## REQUIRED WORK
Set out each line from the following listing that includes the word "Ghostzapper".

## DATASET ROWS
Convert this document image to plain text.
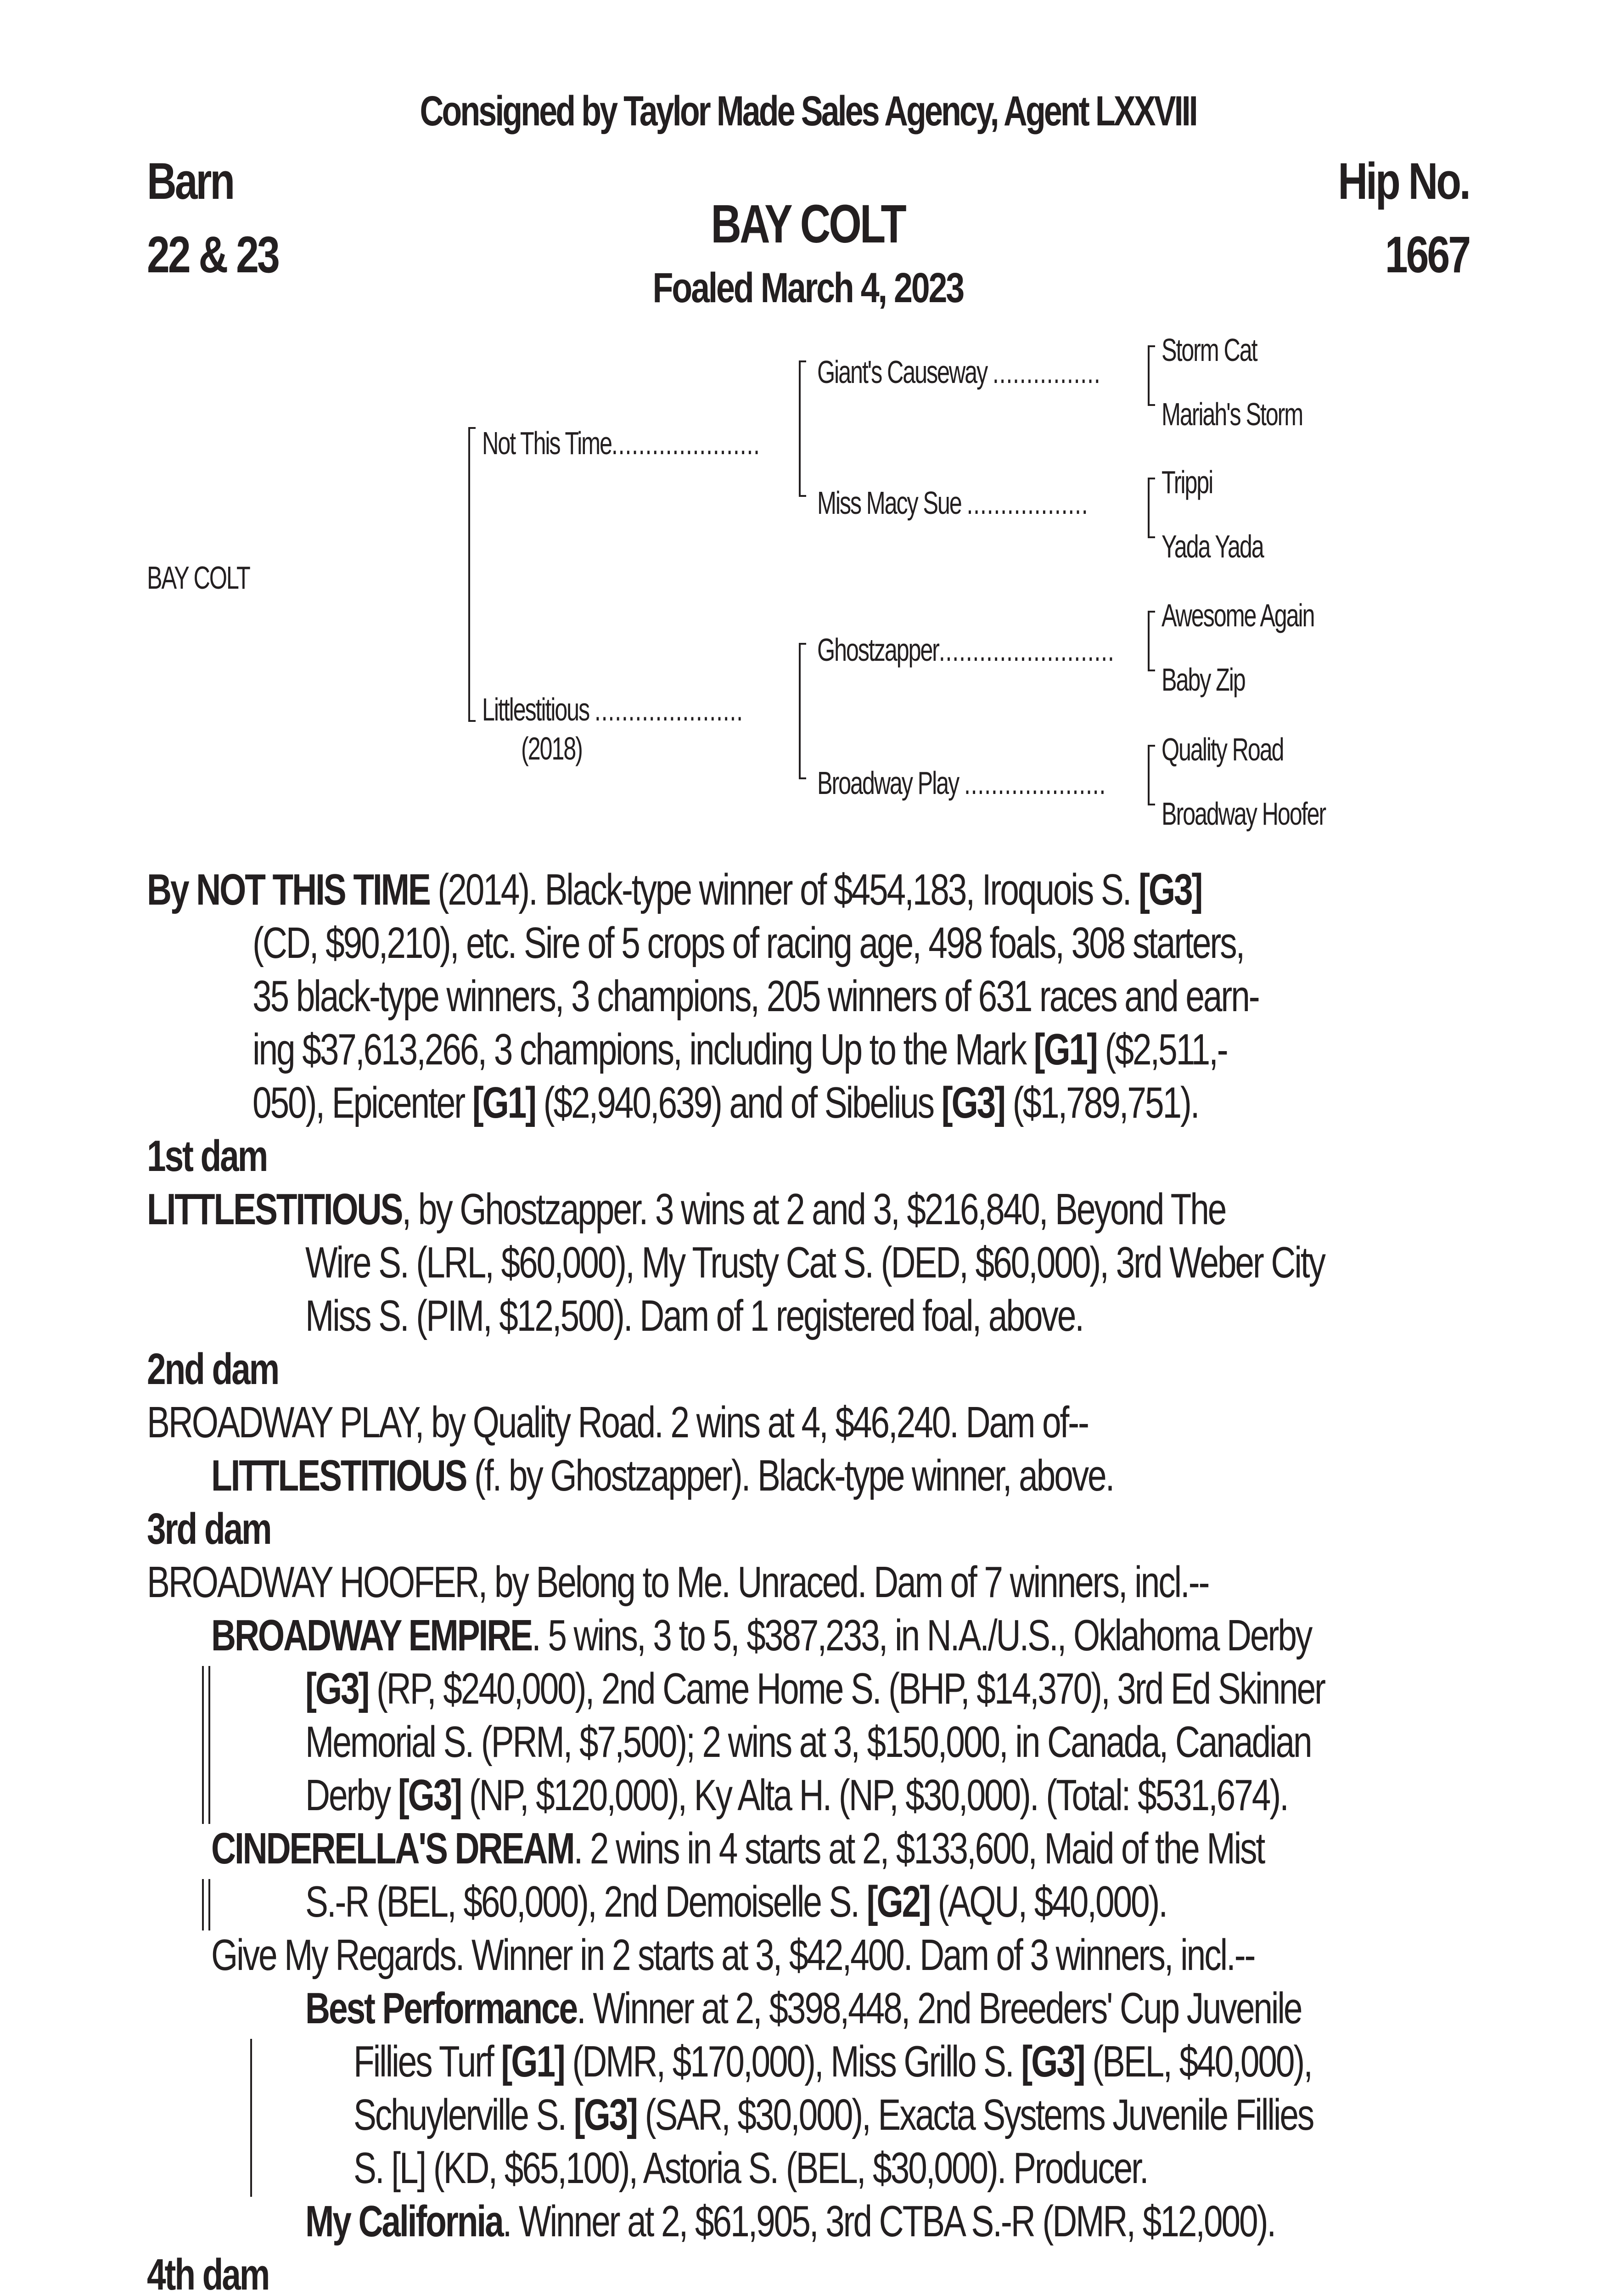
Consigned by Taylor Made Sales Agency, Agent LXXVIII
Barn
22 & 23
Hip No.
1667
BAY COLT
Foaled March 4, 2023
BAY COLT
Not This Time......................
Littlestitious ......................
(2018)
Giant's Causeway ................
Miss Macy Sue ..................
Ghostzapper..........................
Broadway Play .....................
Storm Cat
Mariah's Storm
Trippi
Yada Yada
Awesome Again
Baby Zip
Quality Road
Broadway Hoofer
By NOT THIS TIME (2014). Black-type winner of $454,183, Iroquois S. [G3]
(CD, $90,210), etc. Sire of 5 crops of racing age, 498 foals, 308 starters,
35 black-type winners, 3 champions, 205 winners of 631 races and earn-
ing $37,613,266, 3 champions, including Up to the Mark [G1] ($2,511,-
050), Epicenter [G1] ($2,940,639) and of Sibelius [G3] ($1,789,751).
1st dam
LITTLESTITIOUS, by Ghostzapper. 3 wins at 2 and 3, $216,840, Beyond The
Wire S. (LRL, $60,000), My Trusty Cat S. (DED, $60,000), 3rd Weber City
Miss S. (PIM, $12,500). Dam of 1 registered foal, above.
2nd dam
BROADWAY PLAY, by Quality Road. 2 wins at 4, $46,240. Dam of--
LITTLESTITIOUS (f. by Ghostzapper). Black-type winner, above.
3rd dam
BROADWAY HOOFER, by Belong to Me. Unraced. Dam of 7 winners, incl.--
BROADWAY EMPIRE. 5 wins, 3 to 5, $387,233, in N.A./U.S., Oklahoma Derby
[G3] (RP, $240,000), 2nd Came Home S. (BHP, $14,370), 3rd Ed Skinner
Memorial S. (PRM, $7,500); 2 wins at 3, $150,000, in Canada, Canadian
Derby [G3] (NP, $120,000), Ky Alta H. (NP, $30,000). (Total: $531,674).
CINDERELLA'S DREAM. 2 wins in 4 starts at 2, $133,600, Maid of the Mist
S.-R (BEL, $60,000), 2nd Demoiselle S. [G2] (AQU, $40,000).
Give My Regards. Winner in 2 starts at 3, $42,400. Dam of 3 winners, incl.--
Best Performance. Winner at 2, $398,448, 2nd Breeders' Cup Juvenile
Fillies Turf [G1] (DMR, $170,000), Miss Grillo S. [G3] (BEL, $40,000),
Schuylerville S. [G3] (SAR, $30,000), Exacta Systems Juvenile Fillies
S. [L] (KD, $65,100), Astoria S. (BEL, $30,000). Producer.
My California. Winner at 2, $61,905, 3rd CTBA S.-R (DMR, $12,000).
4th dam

## TASK SOLUTION
Ghostzapper..........................
LITTLESTITIOUS, by Ghostzapper. 3 wins at 2 and 3, $216,840, Beyond The
LITTLESTITIOUS (f. by Ghostzapper). Black-type winner, above.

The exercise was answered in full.